__SUPPLIED RECORDS__.
****************

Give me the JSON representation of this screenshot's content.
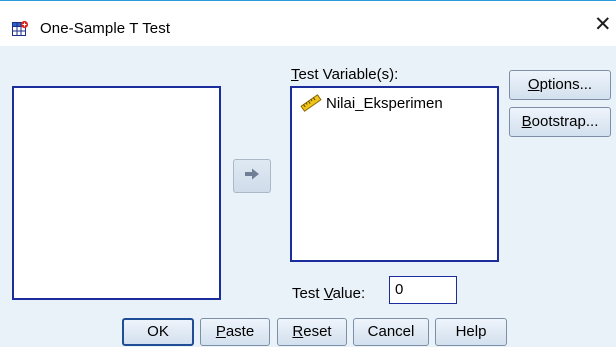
{
  "window": {
    "title": "One-Sample T Test",
    "icon": "spss-dialog-icon",
    "close_glyph": "✕"
  },
  "source_list": {
    "items": []
  },
  "move_button": {
    "icon": "arrow-right-icon"
  },
  "test_variables": {
    "label_prefix": "T",
    "label_rest": "est Variable(s):",
    "items": [
      {
        "label": "Nilai_Eksperimen",
        "icon": "scale-ruler-icon"
      }
    ]
  },
  "side_buttons": {
    "options_prefix": "O",
    "options_rest": "ptions...",
    "bootstrap_prefix": "B",
    "bootstrap_rest": "ootstrap..."
  },
  "test_value": {
    "label_pre": "Test ",
    "label_mnemonic": "V",
    "label_post": "alue:",
    "value": "0"
  },
  "bottom_buttons": {
    "ok": "OK",
    "paste_prefix": "P",
    "paste_rest": "aste",
    "reset_prefix": "R",
    "reset_rest": "eset",
    "cancel": "Cancel",
    "help": "Help"
  },
  "colors": {
    "accent": "#1b2c9c",
    "dialog_bg": "#eaf2f9",
    "titlebar_border": "#2a9ad8"
  }
}
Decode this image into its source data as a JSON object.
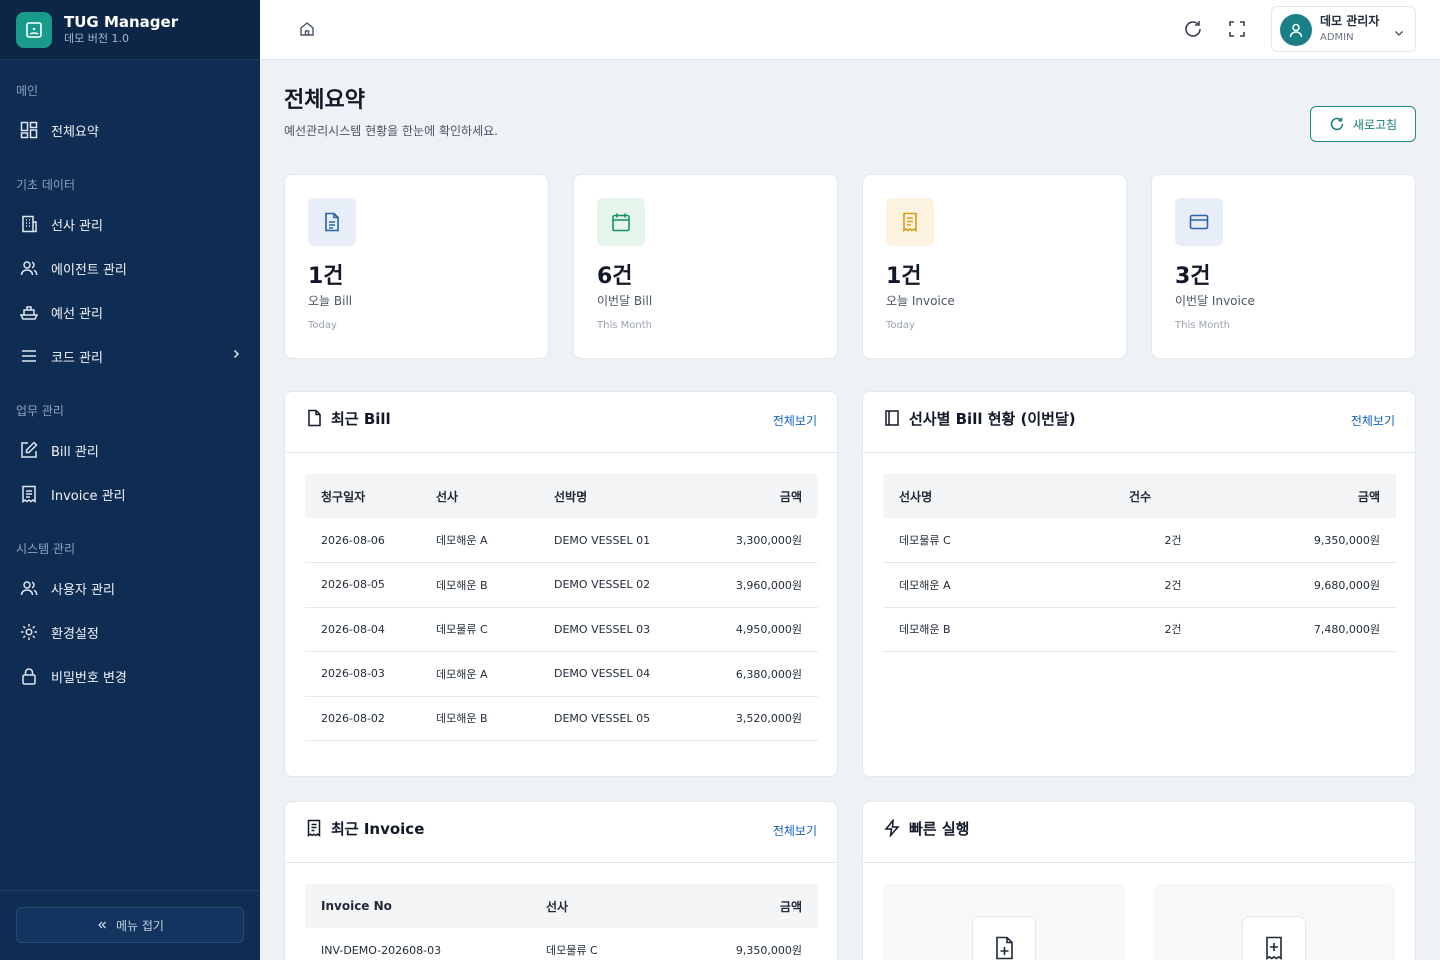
{
  "brand": {
    "title": "TUG Manager",
    "subtitle": "데모 버전 1.0",
    "color": "#1a9a8a"
  },
  "sidebar": {
    "sections": [
      {
        "label": "메인"
      },
      {
        "label": "기초 데이터"
      },
      {
        "label": "업무 관리"
      },
      {
        "label": "시스템 관리"
      }
    ],
    "items": [
      {
        "label": "전체요약",
        "icon": "dashboard-icon"
      },
      {
        "label": "선사 관리",
        "icon": "building-icon"
      },
      {
        "label": "에이전트 관리",
        "icon": "users-icon"
      },
      {
        "label": "예선 관리",
        "icon": "ship-icon"
      },
      {
        "label": "코드 관리",
        "icon": "list-icon"
      },
      {
        "label": "Bill 관리",
        "icon": "edit-icon"
      },
      {
        "label": "Invoice 관리",
        "icon": "receipt-icon"
      },
      {
        "label": "사용자 관리",
        "icon": "users-icon"
      },
      {
        "label": "환경설정",
        "icon": "gear-icon"
      },
      {
        "label": "비밀번호 변경",
        "icon": "lock-icon"
      }
    ],
    "collapse_label": "메뉴 접기"
  },
  "topbar": {
    "user_name": "데모 관리자",
    "user_role": "ADMIN"
  },
  "header": {
    "title": "전체요약",
    "subtitle": "예선관리시스템 현황을 한눈에 확인하세요.",
    "refresh_label": "새로고침"
  },
  "stats": [
    {
      "value": "1건",
      "label": "오늘 Bill",
      "period": "Today",
      "color": "#2563a8"
    },
    {
      "value": "6건",
      "label": "이번달 Bill",
      "period": "This Month",
      "color": "#17945a"
    },
    {
      "value": "1건",
      "label": "오늘 Invoice",
      "period": "Today",
      "color": "#d99b1a"
    },
    {
      "value": "3건",
      "label": "이번달 Invoice",
      "period": "This Month",
      "color": "#2f5fb0"
    }
  ],
  "recent_bill": {
    "title": "최근 Bill",
    "link": "전체보기",
    "columns": [
      "청구일자",
      "선사",
      "선박명",
      "금액"
    ],
    "rows": [
      [
        "2026-08-06",
        "데모해운 A",
        "DEMO VESSEL 01",
        "3,300,000원"
      ],
      [
        "2026-08-05",
        "데모해운 B",
        "DEMO VESSEL 02",
        "3,960,000원"
      ],
      [
        "2026-08-04",
        "데모물류 C",
        "DEMO VESSEL 03",
        "4,950,000원"
      ],
      [
        "2026-08-03",
        "데모해운 A",
        "DEMO VESSEL 04",
        "6,380,000원"
      ],
      [
        "2026-08-02",
        "데모해운 B",
        "DEMO VESSEL 05",
        "3,520,000원"
      ]
    ]
  },
  "company_bill": {
    "title": "선사별 Bill 현황 (이번달)",
    "link": "전체보기",
    "columns": [
      "선사명",
      "건수",
      "금액"
    ],
    "rows": [
      [
        "데모물류 C",
        "2건",
        "9,350,000원"
      ],
      [
        "데모해운 A",
        "2건",
        "9,680,000원"
      ],
      [
        "데모해운 B",
        "2건",
        "7,480,000원"
      ]
    ]
  },
  "recent_invoice": {
    "title": "최근 Invoice",
    "link": "전체보기",
    "columns": [
      "Invoice No",
      "선사",
      "금액"
    ],
    "rows": [
      [
        "INV-DEMO-202608-03",
        "데모물류 C",
        "9,350,000원"
      ]
    ]
  },
  "quick": {
    "title": "빠른 실행"
  }
}
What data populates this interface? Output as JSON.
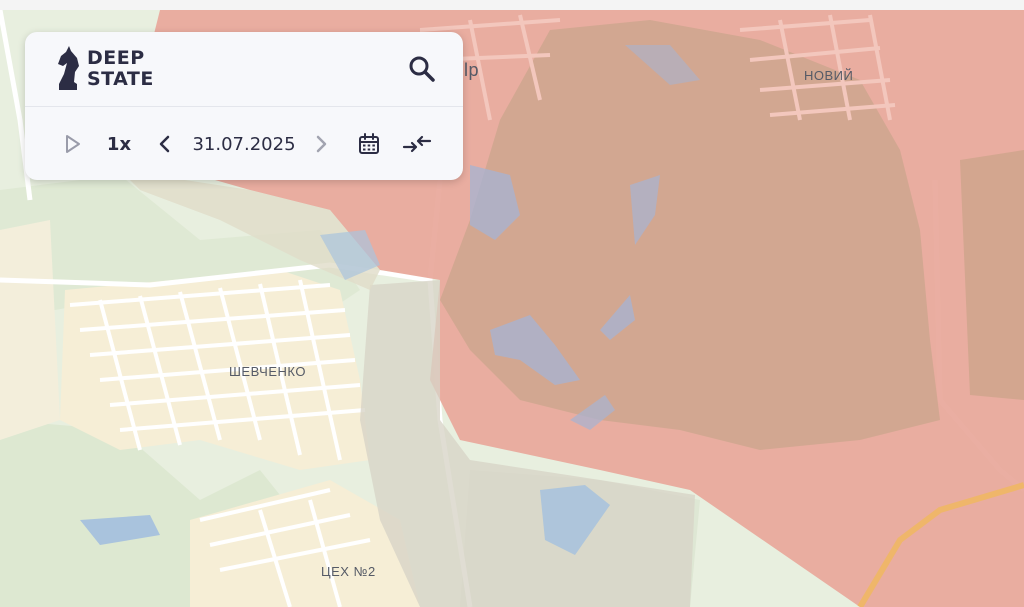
{
  "app": {
    "logo_line1": "DEEP",
    "logo_line2": "STATE"
  },
  "controls": {
    "play_icon": "play-icon",
    "speed_label": "1x",
    "prev_icon": "chevron-left-icon",
    "date": "31.07.2025",
    "next_icon": "chevron-right-icon",
    "calendar_icon": "calendar-icon",
    "compare_icon": "compare-arrows-icon",
    "search_icon": "search-icon"
  },
  "map": {
    "labels": {
      "shevchenko": "ШЕВЧЕНКО",
      "tsekh2": "ЦЕХ №2",
      "noviy": "НОВИЙ",
      "partial": "lp"
    },
    "colors": {
      "occupied": "#e8a79a",
      "occupied_forest": "#cfa58f",
      "contested": "#d9d7cc",
      "settlement": "#f6efd8",
      "field": "#e6efdc",
      "water": "#a9b5d3",
      "road": "#ffffff",
      "highway": "#efb66a"
    }
  }
}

****************

__DIRECTIONS FOR THIS TASK__. Make a word-for-word copy of the entries, without any pictures.

__SOLUTION TO THE EXERCISE__.
Give me the JSON representation of this screenshot's content.
{
  "window": {
    "title": "One-Sample T Test",
    "icon": "spss-dialog-icon",
    "close_glyph": "✕"
  },
  "source_list": {
    "items": []
  },
  "move_button": {
    "icon": "arrow-right-icon"
  },
  "test_variables": {
    "label_prefix": "T",
    "label_rest": "est Variable(s):",
    "items": [
      {
        "label": "Nilai_Eksperimen",
        "icon": "scale-ruler-icon"
      }
    ]
  },
  "side_buttons": {
    "options_prefix": "O",
    "options_rest": "ptions...",
    "bootstrap_prefix": "B",
    "bootstrap_rest": "ootstrap..."
  },
  "test_value": {
    "label_pre": "Test ",
    "label_mnemonic": "V",
    "label_post": "alue:",
    "value": "0"
  },
  "bottom_buttons": {
    "ok": "OK",
    "paste_prefix": "P",
    "paste_rest": "aste",
    "reset_prefix": "R",
    "reset_rest": "eset",
    "cancel": "Cancel",
    "help": "Help"
  },
  "colors": {
    "accent": "#1b2c9c",
    "dialog_bg": "#eaf2f9",
    "titlebar_border": "#2a9ad8"
  }
}
Decode this image into its source data as a JSON object.
{
  "brand": {
    "title": "TUG Manager",
    "subtitle": "데모 버전 1.0",
    "color": "#1a9a8a"
  },
  "sidebar": {
    "sections": [
      {
        "label": "메인"
      },
      {
        "label": "기초 데이터"
      },
      {
        "label": "업무 관리"
      },
      {
        "label": "시스템 관리"
      }
    ],
    "items": [
      {
        "label": "전체요약",
        "icon": "dashboard-icon"
      },
      {
        "label": "선사 관리",
        "icon": "building-icon"
      },
      {
        "label": "에이전트 관리",
        "icon": "users-icon"
      },
      {
        "label": "예선 관리",
        "icon": "ship-icon"
      },
      {
        "label": "코드 관리",
        "icon": "list-icon"
      },
      {
        "label": "Bill 관리",
        "icon": "edit-icon"
      },
      {
        "label": "Invoice 관리",
        "icon": "receipt-icon"
      },
      {
        "label": "사용자 관리",
        "icon": "users-icon"
      },
      {
        "label": "환경설정",
        "icon": "gear-icon"
      },
      {
        "label": "비밀번호 변경",
        "icon": "lock-icon"
      }
    ],
    "collapse_label": "메뉴 접기"
  },
  "topbar": {
    "user_name": "데모 관리자",
    "user_role": "ADMIN"
  },
  "header": {
    "title": "전체요약",
    "subtitle": "예선관리시스템 현황을 한눈에 확인하세요.",
    "refresh_label": "새로고침"
  },
  "stats": [
    {
      "value": "1건",
      "label": "오늘 Bill",
      "period": "Today",
      "color": "#2563a8"
    },
    {
      "value": "6건",
      "label": "이번달 Bill",
      "period": "This Month",
      "color": "#17945a"
    },
    {
      "value": "1건",
      "label": "오늘 Invoice",
      "period": "Today",
      "color": "#d99b1a"
    },
    {
      "value": "3건",
      "label": "이번달 Invoice",
      "period": "This Month",
      "color": "#2f5fb0"
    }
  ],
  "recent_bill": {
    "title": "최근 Bill",
    "link": "전체보기",
    "columns": [
      "청구일자",
      "선사",
      "선박명",
      "금액"
    ],
    "rows": [
      [
        "2026-08-06",
        "데모해운 A",
        "DEMO VESSEL 01",
        "3,300,000원"
      ],
      [
        "2026-08-05",
        "데모해운 B",
        "DEMO VESSEL 02",
        "3,960,000원"
      ],
      [
        "2026-08-04",
        "데모물류 C",
        "DEMO VESSEL 03",
        "4,950,000원"
      ],
      [
        "2026-08-03",
        "데모해운 A",
        "DEMO VESSEL 04",
        "6,380,000원"
      ],
      [
        "2026-08-02",
        "데모해운 B",
        "DEMO VESSEL 05",
        "3,520,000원"
      ]
    ]
  },
  "company_bill": {
    "title": "선사별 Bill 현황 (이번달)",
    "link": "전체보기",
    "columns": [
      "선사명",
      "건수",
      "금액"
    ],
    "rows": [
      [
        "데모물류 C",
        "2건",
        "9,350,000원"
      ],
      [
        "데모해운 A",
        "2건",
        "9,680,000원"
      ],
      [
        "데모해운 B",
        "2건",
        "7,480,000원"
      ]
    ]
  },
  "recent_invoice": {
    "title": "최근 Invoice",
    "link": "전체보기",
    "columns": [
      "Invoice No",
      "선사",
      "금액"
    ],
    "rows": [
      [
        "INV-DEMO-202608-03",
        "데모물류 C",
        "9,350,000원"
      ]
    ]
  },
  "quick": {
    "title": "빠른 실행"
  }
}
What data populates this interface? Output as JSON.
{
  "app": {
    "logo_line1": "DEEP",
    "logo_line2": "STATE"
  },
  "controls": {
    "play_icon": "play-icon",
    "speed_label": "1x",
    "prev_icon": "chevron-left-icon",
    "date": "31.07.2025",
    "next_icon": "chevron-right-icon",
    "calendar_icon": "calendar-icon",
    "compare_icon": "compare-arrows-icon",
    "search_icon": "search-icon"
  },
  "map": {
    "labels": {
      "shevchenko": "ШЕВЧЕНКО",
      "tsekh2": "ЦЕХ №2",
      "noviy": "НОВИЙ",
      "partial": "lp"
    },
    "colors": {
      "occupied": "#e8a79a",
      "occupied_forest": "#cfa58f",
      "contested": "#d9d7cc",
      "settlement": "#f6efd8",
      "field": "#e6efdc",
      "water": "#a9b5d3",
      "road": "#ffffff",
      "highway": "#efb66a"
    }
  }
}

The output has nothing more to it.